**What you should do**
Each entry below is to be written out exactly, and the pictures are to be left out.

+++

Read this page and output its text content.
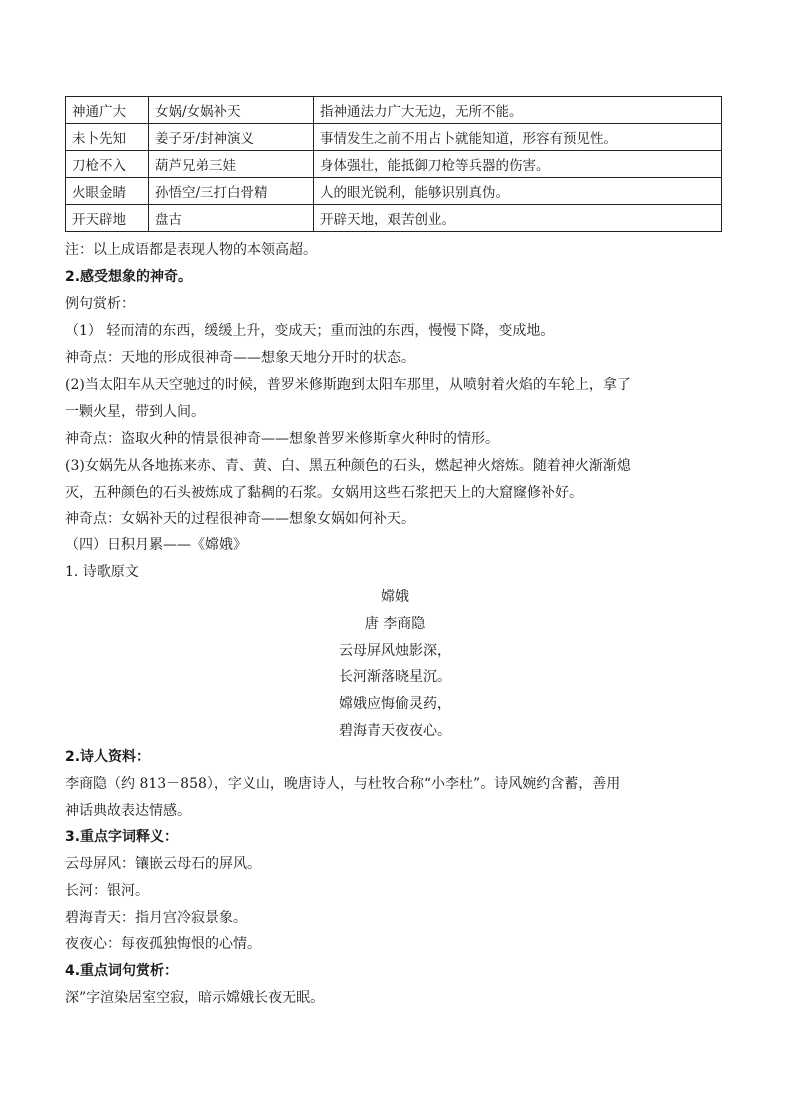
神通广大	女娲/女娲补天	指神通法力广大无边，无所不能。
未卜先知	姜子牙/封神演义	事情发生之前不用占卜就能知道，形容有预见性。
刀枪不入	葫芦兄弟三娃	身体强壮，能抵御刀枪等兵器的伤害。
火眼金睛	孙悟空/三打白骨精	人的眼光锐利，能够识别真伪。
开天辟地	盘古	开辟天地，艰苦创业。
注：以上成语都是表现人物的本领高超。
2.感受想象的神奇。
例句赏析：
（1） 轻而清的东西，缓缓上升，变成天；重而浊的东西，慢慢下降，变成地。
神奇点：天地的形成很神奇——想象天地分开时的状态。
(2)当太阳车从天空驰过的时候，普罗米修斯跑到太阳车那里，从喷射着火焰的车轮上，拿了
一颗火星，带到人间。
神奇点：盗取火种的情景很神奇——想象普罗米修斯拿火种时的情形。
(3)女娲先从各地拣来赤、青、黄、白、黑五种颜色的石头，燃起神火熔炼。随着神火渐渐熄
灭，五种颜色的石头被炼成了黏稠的石浆。女娲用这些石浆把天上的大窟窿修补好。
神奇点：女娲补天的过程很神奇——想象女娲如何补天。
（四）日积月累——《嫦娥》
1. 诗歌原文
嫦娥
唐 李商隐
云母屏风烛影深，
长河渐落晓星沉。
嫦娥应悔偷灵药，
碧海青天夜夜心。
2.诗人资料：
李商隐（约 813－858），字义山，晚唐诗人，与杜牧合称“小李杜”。诗风婉约含蓄，善用
神话典故表达情感。
3.重点字词释义：
云母屏风：镶嵌云母石的屏风。
长河：银河。
碧海青天：指月宫冷寂景象。
夜夜心：每夜孤独悔恨的心情。
4.重点词句赏析：
深”字渲染居室空寂，暗示嫦娥长夜无眠。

+++

**Exercise response**
Read this page and output its text content.
神通广大	女娲/女娲补天	指神通法力广大无边，无所不能。
未卜先知	姜子牙/封神演义	事情发生之前不用占卜就能知道，形容有预见性。
刀枪不入	葫芦兄弟三娃	身体强壮，能抵御刀枪等兵器的伤害。
火眼金睛	孙悟空/三打白骨精	人的眼光锐利，能够识别真伪。
开天辟地	盘古	开辟天地，艰苦创业。
注：以上成语都是表现人物的本领高超。
2.感受想象的神奇。
例句赏析：
（1） 轻而清的东西，缓缓上升，变成天；重而浊的东西，慢慢下降，变成地。
神奇点：天地的形成很神奇——想象天地分开时的状态。
(2)当太阳车从天空驰过的时候，普罗米修斯跑到太阳车那里，从喷射着火焰的车轮上，拿了
一颗火星，带到人间。
神奇点：盗取火种的情景很神奇——想象普罗米修斯拿火种时的情形。
(3)女娲先从各地拣来赤、青、黄、白、黑五种颜色的石头，燃起神火熔炼。随着神火渐渐熄
灭，五种颜色的石头被炼成了黏稠的石浆。女娲用这些石浆把天上的大窟窿修补好。
神奇点：女娲补天的过程很神奇——想象女娲如何补天。
（四）日积月累——《嫦娥》
1. 诗歌原文
嫦娥
唐 李商隐
云母屏风烛影深，
长河渐落晓星沉。
嫦娥应悔偷灵药，
碧海青天夜夜心。
2.诗人资料：
李商隐（约 813－858），字义山，晚唐诗人，与杜牧合称“小李杜”。诗风婉约含蓄，善用
神话典故表达情感。
3.重点字词释义：
云母屏风：镶嵌云母石的屏风。
长河：银河。
碧海青天：指月宫冷寂景象。
夜夜心：每夜孤独悔恨的心情。
4.重点词句赏析：
深”字渲染居室空寂，暗示嫦娥长夜无眠。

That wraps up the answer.